PAGE >>

•••••

This article was updated August 5th 2022
The Oratory of Orsanmichele is a rectangular Medieval building in the heart of Florence. It began life as a loggia, a covered area that protected grain merchants from the extremes of the weather. The original 13th century brick and timber structure was destroyed by a fire in 1304, and the present building was constructed between 1337-1404. An image of the Madonna painted on one of the pillars of the old loggia had been credited with performing miracles, and with the construction of the new loggia in stone, a new painting of the Madonna by Bernardo Daddi was commissioned in 1347. This image soon became the focus of more veneration, and the loggia began to change from a place of business to one of worship, which culminated with the complete closure of the loggia, circa 1380. The interior of the ground floor was heavily frescoed, and became home to an elaborate tabernacle by Orcagna built to house Daddi’s Madonna.
Writing in the 15th century, the Florentine Gregorio Dati described Orsanmichele as “an Oratory of wondrous beauty”. The loggia had by then become an expression of the mercantile power and pride of the city, a place of worship for the trade guilds, who commissioned bronze and marble statues to stand in niches on the exterior. Today it is still a beautiful building, and its famous statues (now replaced with replicas) are rightly seen as some of the greatest sculptures of the Renaissance, but few people realise that the exterior, the statues themselves, and the niches in which they once stood, were rather more striking 600 years ago, and modern visitors would get a shock if they could see Orsanmichele as it was then.

•••••

SUPPLIED ENTRIES >>

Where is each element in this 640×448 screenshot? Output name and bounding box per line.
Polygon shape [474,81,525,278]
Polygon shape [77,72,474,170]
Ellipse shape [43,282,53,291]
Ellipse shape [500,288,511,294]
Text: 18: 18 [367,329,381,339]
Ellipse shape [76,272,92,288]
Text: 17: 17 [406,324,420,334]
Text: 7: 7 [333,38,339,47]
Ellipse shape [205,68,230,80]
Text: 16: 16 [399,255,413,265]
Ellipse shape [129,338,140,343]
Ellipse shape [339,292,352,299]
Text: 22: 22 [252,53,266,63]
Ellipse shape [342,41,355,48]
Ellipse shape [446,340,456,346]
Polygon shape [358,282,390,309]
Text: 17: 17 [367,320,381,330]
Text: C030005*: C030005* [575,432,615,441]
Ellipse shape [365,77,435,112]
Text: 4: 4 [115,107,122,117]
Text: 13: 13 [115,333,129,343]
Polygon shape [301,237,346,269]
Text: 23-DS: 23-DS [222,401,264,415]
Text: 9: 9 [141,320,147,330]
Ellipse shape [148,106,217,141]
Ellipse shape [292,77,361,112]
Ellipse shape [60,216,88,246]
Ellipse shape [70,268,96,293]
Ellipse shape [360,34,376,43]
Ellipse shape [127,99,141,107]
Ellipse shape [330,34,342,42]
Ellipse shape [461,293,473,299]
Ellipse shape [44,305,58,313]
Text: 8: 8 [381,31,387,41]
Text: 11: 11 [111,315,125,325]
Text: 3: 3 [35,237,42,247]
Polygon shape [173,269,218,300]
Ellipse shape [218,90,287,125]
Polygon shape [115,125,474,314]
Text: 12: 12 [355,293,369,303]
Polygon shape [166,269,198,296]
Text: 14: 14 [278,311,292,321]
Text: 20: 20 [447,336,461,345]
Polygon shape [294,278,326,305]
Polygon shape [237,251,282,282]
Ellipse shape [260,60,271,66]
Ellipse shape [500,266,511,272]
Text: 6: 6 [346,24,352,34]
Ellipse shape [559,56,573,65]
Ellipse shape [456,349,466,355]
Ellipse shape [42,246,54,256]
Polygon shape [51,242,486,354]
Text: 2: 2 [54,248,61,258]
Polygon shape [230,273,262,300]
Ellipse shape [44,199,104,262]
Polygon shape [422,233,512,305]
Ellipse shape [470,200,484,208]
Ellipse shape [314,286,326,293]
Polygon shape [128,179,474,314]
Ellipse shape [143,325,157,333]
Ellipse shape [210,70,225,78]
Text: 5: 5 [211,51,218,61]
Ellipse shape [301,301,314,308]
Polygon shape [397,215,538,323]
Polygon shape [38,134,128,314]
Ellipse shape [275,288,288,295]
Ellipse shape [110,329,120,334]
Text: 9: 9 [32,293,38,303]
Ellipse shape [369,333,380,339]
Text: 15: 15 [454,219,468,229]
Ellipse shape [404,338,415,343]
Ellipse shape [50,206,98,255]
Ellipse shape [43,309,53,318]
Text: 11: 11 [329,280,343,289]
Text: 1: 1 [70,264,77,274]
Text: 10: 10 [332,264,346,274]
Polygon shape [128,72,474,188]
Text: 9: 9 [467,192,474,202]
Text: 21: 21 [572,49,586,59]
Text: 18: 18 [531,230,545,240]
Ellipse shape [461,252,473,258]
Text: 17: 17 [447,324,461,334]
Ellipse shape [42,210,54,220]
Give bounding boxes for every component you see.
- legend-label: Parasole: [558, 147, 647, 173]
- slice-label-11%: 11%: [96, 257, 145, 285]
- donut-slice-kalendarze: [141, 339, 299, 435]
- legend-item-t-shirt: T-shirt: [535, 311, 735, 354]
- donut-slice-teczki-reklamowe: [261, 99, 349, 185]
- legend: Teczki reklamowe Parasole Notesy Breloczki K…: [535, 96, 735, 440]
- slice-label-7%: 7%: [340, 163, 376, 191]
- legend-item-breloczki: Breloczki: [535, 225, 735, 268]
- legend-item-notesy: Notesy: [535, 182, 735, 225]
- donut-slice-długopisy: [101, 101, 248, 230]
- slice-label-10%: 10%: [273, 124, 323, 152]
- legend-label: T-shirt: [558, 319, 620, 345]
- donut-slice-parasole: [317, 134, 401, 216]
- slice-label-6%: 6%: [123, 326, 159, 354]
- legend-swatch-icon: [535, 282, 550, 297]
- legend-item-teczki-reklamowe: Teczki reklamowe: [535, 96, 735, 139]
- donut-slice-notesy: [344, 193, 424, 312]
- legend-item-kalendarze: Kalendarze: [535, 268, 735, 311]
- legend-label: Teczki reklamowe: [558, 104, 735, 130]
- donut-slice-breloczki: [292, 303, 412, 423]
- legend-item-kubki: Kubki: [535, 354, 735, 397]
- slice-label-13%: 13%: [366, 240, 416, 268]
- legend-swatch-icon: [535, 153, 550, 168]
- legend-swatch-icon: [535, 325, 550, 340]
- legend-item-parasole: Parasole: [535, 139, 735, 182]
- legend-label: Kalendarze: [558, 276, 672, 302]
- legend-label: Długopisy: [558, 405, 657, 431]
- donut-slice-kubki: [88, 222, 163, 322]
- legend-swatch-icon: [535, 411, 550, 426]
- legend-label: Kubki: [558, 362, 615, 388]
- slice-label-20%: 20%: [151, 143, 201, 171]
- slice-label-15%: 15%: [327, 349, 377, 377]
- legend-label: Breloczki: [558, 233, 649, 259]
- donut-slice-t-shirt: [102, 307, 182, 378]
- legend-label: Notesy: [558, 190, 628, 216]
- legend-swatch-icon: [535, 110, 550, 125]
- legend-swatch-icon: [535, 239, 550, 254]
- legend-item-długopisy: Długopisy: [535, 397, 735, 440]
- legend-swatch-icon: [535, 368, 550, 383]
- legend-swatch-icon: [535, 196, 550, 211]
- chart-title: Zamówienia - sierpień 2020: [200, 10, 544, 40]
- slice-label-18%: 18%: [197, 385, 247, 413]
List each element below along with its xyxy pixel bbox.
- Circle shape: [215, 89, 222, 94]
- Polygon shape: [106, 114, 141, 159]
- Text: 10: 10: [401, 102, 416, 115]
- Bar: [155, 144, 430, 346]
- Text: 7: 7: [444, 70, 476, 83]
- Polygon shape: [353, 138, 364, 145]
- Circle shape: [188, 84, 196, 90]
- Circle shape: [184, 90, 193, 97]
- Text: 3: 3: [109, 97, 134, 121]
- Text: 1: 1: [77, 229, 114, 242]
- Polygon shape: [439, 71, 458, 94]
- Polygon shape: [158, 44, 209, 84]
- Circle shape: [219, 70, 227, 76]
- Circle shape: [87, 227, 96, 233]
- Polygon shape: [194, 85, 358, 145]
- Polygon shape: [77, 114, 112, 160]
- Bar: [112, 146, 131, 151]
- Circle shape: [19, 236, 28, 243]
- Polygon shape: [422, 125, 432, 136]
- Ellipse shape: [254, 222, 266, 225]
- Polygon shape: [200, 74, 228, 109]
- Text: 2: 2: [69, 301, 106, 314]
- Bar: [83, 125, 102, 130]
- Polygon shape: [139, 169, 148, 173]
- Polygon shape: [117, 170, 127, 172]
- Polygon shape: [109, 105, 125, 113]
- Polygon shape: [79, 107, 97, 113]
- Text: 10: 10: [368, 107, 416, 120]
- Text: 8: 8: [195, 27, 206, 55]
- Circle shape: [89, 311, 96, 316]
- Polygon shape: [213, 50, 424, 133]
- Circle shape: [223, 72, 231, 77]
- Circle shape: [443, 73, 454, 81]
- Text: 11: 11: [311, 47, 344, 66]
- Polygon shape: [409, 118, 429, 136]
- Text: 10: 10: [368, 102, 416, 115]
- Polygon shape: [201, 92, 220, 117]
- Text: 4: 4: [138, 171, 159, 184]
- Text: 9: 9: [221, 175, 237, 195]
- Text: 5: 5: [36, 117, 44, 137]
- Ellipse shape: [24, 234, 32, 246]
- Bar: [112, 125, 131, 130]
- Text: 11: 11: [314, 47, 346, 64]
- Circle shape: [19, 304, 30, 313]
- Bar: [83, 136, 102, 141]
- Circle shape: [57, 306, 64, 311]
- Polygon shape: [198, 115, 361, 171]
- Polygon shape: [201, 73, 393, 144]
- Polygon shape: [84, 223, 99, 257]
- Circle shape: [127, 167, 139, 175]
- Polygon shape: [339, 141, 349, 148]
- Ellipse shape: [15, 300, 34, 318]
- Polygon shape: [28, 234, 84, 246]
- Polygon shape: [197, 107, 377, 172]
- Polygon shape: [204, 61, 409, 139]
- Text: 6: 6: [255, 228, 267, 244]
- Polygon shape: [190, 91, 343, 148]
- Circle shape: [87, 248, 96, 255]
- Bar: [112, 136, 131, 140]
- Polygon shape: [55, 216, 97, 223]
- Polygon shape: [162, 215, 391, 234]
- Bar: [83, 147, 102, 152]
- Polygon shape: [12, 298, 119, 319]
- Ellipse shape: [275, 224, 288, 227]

•••••

WHAT IS EXPECTED >>
Rewrite the Orsanmichele text from the words "Writing in the" through the words "it was then.", replacing "trade guilds" with "craft guilds".

RESPONSE FOR THIS EXERCISE >>
Writing in the 15th century, the Florentine Gregorio Dati described Orsanmichele as “an Oratory of wondrous beauty”. The loggia had by then become an expression of the mercantile power and pride of the city, a place of worship for the craft guilds, who commissioned bronze and marble statues to stand in niches on the exterior. Today it is still a beautiful building, and its famous statues (now replaced with replicas) are rightly seen as some of the greatest sculptures of the Renaissance, but few people realise that the exterior, the statues themselves, and the niches in which they once stood, were rather more striking 600 years ago, and modern visitors would get a shock if they could see Orsanmichele as it was then.